─── Materials provided ───
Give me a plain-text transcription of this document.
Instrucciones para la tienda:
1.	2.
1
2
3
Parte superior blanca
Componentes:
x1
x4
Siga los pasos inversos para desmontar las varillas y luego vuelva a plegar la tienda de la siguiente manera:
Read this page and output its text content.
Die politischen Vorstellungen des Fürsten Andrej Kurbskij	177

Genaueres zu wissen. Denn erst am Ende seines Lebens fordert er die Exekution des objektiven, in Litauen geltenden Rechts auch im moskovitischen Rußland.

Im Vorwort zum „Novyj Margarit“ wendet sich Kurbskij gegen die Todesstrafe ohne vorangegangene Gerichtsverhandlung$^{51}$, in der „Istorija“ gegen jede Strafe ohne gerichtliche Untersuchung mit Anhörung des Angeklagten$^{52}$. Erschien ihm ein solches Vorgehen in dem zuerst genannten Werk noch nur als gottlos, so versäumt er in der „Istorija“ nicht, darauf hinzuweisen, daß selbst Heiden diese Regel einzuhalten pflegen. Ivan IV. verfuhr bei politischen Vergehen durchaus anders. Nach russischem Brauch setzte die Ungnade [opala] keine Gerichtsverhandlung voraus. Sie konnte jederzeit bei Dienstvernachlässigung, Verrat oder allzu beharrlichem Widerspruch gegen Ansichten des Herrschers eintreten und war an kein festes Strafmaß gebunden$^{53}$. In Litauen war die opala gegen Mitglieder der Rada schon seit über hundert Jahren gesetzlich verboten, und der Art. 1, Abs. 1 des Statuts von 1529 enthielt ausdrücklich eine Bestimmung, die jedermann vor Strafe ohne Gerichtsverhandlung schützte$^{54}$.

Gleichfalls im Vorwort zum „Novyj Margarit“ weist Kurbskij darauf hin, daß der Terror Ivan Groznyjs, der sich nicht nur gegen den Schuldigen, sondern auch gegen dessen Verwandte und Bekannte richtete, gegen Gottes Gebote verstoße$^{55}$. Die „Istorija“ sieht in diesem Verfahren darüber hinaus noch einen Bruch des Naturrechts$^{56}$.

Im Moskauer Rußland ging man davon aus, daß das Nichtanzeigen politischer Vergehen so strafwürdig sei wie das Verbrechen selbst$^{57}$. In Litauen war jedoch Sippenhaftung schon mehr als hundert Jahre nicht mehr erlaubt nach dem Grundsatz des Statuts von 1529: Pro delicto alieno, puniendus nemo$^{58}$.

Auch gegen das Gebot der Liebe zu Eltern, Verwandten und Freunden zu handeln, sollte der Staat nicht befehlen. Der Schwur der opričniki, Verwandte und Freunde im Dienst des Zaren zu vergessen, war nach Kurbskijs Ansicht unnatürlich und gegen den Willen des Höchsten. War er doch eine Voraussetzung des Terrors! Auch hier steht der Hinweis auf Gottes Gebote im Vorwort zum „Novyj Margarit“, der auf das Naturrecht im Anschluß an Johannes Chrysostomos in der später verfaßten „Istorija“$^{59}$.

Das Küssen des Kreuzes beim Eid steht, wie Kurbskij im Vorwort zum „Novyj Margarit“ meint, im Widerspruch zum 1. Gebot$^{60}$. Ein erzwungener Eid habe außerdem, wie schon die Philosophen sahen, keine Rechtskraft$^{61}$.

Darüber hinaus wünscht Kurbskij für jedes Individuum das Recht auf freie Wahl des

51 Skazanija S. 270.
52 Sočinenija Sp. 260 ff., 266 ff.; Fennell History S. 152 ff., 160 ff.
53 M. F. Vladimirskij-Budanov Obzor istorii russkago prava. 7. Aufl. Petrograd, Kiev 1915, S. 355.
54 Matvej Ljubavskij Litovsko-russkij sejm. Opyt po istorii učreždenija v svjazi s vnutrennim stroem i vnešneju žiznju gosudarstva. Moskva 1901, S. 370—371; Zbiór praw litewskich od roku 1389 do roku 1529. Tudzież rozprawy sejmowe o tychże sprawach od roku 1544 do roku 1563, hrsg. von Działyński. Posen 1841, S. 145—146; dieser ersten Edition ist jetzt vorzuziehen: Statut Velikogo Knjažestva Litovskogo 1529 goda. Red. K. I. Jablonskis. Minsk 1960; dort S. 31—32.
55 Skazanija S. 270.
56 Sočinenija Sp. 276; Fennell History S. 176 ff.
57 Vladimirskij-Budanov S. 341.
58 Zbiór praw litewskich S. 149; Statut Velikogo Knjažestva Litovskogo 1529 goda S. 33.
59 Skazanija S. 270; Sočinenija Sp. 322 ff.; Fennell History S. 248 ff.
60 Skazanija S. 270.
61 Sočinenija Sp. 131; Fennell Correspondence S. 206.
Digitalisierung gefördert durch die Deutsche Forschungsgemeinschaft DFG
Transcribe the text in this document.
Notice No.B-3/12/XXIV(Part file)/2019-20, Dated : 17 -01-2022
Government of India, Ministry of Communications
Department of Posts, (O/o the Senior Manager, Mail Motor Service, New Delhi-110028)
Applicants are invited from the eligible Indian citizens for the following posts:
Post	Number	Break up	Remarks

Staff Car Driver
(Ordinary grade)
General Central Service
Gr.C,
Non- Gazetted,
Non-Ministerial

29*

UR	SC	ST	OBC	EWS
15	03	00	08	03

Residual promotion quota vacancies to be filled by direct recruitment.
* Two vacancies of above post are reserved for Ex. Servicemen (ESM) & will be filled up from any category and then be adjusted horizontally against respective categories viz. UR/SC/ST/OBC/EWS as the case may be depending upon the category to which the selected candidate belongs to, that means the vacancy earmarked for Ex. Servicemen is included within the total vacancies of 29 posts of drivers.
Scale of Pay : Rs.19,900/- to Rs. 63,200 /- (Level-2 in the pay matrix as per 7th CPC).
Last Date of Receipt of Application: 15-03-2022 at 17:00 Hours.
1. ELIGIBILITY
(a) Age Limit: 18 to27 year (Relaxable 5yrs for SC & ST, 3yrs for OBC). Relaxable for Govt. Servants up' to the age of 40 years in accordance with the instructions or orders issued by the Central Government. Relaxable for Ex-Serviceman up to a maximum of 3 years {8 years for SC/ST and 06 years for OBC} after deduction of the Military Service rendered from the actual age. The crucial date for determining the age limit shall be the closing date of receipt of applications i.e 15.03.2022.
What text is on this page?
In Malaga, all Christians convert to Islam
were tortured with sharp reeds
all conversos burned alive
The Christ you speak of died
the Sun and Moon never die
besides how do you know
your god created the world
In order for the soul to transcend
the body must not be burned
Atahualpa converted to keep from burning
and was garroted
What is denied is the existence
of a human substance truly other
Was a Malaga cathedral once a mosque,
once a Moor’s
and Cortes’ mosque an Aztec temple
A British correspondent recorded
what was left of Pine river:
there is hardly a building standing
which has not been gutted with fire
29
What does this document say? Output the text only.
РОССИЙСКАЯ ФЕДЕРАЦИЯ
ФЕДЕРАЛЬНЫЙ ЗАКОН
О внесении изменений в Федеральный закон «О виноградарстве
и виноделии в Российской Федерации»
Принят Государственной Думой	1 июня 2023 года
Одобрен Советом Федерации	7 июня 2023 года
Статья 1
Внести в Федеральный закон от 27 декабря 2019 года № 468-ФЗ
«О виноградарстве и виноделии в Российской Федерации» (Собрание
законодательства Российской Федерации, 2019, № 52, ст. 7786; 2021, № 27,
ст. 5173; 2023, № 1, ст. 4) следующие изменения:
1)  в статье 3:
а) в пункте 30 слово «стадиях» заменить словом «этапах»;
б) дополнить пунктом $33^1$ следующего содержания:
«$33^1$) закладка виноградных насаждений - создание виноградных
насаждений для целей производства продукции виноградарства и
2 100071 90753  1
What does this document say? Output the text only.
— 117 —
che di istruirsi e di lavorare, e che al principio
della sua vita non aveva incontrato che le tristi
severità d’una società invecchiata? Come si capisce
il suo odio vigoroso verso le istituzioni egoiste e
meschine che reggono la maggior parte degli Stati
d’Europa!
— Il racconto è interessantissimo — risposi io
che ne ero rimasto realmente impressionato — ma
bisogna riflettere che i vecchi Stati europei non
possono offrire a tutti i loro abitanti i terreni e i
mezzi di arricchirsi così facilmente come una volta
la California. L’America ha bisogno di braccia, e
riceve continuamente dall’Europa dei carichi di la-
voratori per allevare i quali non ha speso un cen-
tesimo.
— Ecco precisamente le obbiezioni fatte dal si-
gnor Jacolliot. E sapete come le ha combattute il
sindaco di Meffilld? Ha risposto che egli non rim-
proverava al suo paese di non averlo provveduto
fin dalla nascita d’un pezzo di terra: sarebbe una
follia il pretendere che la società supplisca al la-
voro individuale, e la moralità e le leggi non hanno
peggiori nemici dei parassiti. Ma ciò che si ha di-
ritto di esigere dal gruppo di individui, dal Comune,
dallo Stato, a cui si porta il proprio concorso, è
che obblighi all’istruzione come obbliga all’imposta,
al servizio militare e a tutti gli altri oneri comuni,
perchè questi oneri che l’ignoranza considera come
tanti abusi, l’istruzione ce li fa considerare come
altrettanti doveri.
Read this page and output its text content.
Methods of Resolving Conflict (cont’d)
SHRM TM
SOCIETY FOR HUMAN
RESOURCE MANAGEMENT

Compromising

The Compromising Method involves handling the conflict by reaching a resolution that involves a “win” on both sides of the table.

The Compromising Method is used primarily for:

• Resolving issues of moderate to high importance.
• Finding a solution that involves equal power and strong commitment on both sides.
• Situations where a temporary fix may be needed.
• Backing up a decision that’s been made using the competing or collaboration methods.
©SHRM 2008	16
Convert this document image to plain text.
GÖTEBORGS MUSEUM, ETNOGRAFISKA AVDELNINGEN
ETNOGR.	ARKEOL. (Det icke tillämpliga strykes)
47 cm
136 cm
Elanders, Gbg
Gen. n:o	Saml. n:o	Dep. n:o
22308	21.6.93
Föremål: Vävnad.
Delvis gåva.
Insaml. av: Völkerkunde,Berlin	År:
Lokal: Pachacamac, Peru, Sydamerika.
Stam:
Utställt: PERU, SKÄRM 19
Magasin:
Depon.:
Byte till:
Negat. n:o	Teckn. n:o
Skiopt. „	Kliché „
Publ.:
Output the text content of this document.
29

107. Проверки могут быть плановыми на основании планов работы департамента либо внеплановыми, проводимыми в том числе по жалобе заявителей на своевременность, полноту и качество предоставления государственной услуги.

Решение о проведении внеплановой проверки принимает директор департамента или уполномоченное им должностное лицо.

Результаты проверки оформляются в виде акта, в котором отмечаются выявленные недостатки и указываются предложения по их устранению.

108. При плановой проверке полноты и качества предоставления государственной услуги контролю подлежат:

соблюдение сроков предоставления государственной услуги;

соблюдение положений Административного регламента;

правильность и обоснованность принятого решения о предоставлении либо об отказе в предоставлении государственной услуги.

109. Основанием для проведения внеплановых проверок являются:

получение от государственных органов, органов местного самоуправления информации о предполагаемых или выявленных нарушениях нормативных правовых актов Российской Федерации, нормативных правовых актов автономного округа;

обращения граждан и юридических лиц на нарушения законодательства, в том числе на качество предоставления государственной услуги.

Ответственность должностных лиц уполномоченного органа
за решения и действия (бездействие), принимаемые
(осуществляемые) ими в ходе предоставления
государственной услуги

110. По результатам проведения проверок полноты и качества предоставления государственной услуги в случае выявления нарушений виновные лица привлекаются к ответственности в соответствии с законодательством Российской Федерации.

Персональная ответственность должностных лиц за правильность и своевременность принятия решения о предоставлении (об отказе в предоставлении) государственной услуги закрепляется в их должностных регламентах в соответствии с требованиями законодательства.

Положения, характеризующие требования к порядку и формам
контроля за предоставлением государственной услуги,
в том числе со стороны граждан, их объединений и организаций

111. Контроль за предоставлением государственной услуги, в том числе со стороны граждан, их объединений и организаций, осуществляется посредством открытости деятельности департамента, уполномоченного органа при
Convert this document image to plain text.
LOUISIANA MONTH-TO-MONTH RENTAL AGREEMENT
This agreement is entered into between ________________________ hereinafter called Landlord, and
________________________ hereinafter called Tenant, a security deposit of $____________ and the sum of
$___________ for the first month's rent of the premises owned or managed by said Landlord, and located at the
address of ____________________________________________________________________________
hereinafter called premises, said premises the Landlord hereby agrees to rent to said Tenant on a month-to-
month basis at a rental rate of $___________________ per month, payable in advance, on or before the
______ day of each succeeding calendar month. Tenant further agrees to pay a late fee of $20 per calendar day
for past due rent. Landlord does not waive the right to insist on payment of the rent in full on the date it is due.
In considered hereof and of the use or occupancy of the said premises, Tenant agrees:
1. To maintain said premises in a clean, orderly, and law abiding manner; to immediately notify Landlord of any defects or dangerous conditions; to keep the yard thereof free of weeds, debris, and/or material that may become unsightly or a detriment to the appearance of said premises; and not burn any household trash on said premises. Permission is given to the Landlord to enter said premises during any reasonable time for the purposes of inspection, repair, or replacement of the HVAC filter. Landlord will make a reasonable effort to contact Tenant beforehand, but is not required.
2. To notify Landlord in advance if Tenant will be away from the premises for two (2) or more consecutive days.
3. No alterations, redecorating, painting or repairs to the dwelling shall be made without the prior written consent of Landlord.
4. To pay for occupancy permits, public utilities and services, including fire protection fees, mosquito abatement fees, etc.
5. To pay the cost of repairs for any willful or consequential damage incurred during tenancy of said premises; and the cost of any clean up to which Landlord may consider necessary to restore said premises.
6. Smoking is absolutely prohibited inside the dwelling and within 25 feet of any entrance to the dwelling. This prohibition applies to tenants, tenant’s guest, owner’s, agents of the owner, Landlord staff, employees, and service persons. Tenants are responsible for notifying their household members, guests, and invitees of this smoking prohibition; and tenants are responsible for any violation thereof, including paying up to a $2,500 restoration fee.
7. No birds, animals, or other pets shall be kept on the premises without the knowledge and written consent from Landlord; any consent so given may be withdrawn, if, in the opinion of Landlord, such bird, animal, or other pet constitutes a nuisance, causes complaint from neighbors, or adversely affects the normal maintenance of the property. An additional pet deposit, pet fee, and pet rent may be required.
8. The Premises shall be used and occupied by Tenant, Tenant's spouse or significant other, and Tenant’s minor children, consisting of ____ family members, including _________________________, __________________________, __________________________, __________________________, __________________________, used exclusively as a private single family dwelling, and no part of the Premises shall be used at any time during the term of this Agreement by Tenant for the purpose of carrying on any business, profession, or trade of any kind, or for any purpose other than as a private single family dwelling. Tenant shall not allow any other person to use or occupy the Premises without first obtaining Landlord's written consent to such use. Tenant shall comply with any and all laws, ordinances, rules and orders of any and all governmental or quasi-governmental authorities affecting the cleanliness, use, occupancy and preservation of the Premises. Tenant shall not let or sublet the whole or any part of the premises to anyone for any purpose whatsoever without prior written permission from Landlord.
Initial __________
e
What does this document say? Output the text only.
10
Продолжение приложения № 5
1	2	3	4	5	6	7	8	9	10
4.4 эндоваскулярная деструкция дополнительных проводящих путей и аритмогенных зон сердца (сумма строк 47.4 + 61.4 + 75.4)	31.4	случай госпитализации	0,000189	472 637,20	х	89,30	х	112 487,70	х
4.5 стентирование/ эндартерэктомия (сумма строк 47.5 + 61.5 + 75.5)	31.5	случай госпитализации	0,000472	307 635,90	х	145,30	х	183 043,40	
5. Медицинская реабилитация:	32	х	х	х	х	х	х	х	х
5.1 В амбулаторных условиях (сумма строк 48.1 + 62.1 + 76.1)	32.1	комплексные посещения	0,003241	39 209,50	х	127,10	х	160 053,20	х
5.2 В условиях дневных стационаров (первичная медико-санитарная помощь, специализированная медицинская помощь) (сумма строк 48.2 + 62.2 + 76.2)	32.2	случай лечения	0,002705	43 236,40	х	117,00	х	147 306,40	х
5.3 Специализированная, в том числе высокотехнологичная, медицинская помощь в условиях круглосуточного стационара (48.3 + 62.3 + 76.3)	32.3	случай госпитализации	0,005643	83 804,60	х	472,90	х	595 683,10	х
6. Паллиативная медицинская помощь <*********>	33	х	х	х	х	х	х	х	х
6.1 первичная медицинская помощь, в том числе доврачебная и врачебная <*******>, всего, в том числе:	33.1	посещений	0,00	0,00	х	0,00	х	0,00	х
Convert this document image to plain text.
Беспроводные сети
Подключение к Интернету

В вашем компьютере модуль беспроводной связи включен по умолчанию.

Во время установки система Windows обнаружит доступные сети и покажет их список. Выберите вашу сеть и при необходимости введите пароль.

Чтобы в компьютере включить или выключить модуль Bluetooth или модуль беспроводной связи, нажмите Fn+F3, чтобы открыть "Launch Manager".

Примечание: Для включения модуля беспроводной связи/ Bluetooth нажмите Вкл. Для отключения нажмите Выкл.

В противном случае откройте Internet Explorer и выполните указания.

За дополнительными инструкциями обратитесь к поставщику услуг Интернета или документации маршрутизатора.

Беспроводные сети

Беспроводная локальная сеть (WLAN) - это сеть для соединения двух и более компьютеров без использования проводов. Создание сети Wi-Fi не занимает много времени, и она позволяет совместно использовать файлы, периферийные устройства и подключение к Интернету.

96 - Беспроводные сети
───
**Brief**
Scan the lines above for "Vorwort", then copy every one that has it.

**Output below**
Im Vorwort zum „Novyj Margarit“ wendet sich Kurbskij gegen die Todesstrafe ohne vorangegangene Gerichtsverhandlung$^{51}$, in der „Istorija“ gegen jede Strafe ohne gerichtliche Untersuchung mit Anhörung des Angeklagten$^{52}$. Erschien ihm ein solches Vorgehen in dem zuerst genannten Werk noch nur als gottlos, so versäumt er in der „Istorija“ nicht, darauf hinzuweisen, daß selbst Heiden diese Regel einzuhalten pflegen. Ivan IV. verfuhr bei politischen Vergehen durchaus anders. Nach russischem Brauch setzte die Ungnade [opala] keine Gerichtsverhandlung voraus. Sie konnte jederzeit bei Dienstvernachlässigung, Verrat oder allzu beharrlichem Widerspruch gegen Ansichten des Herrschers eintreten und war an kein festes Strafmaß gebunden$^{53}$. In Litauen war die opala gegen Mitglieder der Rada schon seit über hundert Jahren gesetzlich verboten, und der Art. 1, Abs. 1 des Statuts von 1529 enthielt ausdrücklich eine Bestimmung, die jedermann vor Strafe ohne Gerichtsverhandlung schützte$^{54}$.
Gleichfalls im Vorwort zum „Novyj Margarit“ weist Kurbskij darauf hin, daß der Terror Ivan Groznyjs, der sich nicht nur gegen den Schuldigen, sondern auch gegen dessen Verwandte und Bekannte richtete, gegen Gottes Gebote verstoße$^{55}$. Die „Istorija“ sieht in diesem Verfahren darüber hinaus noch einen Bruch des Naturrechts$^{56}$.
Auch gegen das Gebot der Liebe zu Eltern, Verwandten und Freunden zu handeln, sollte der Staat nicht befehlen. Der Schwur der opričniki, Verwandte und Freunde im Dienst des Zaren zu vergessen, war nach Kurbskijs Ansicht unnatürlich und gegen den Willen des Höchsten. War er doch eine Voraussetzung des Terrors! Auch hier steht der Hinweis auf Gottes Gebote im Vorwort zum „Novyj Margarit“, der auf das Naturrecht im Anschluß an Johannes Chrysostomos in der später verfaßten „Istorija“$^{59}$.
Das Küssen des Kreuzes beim Eid steht, wie Kurbskij im Vorwort zum „Novyj Margarit“ meint, im Widerspruch zum 1. Gebot$^{60}$. Ein erzwungener Eid habe außerdem, wie schon die Philosophen sahen, keine Rechtskraft$^{61}$.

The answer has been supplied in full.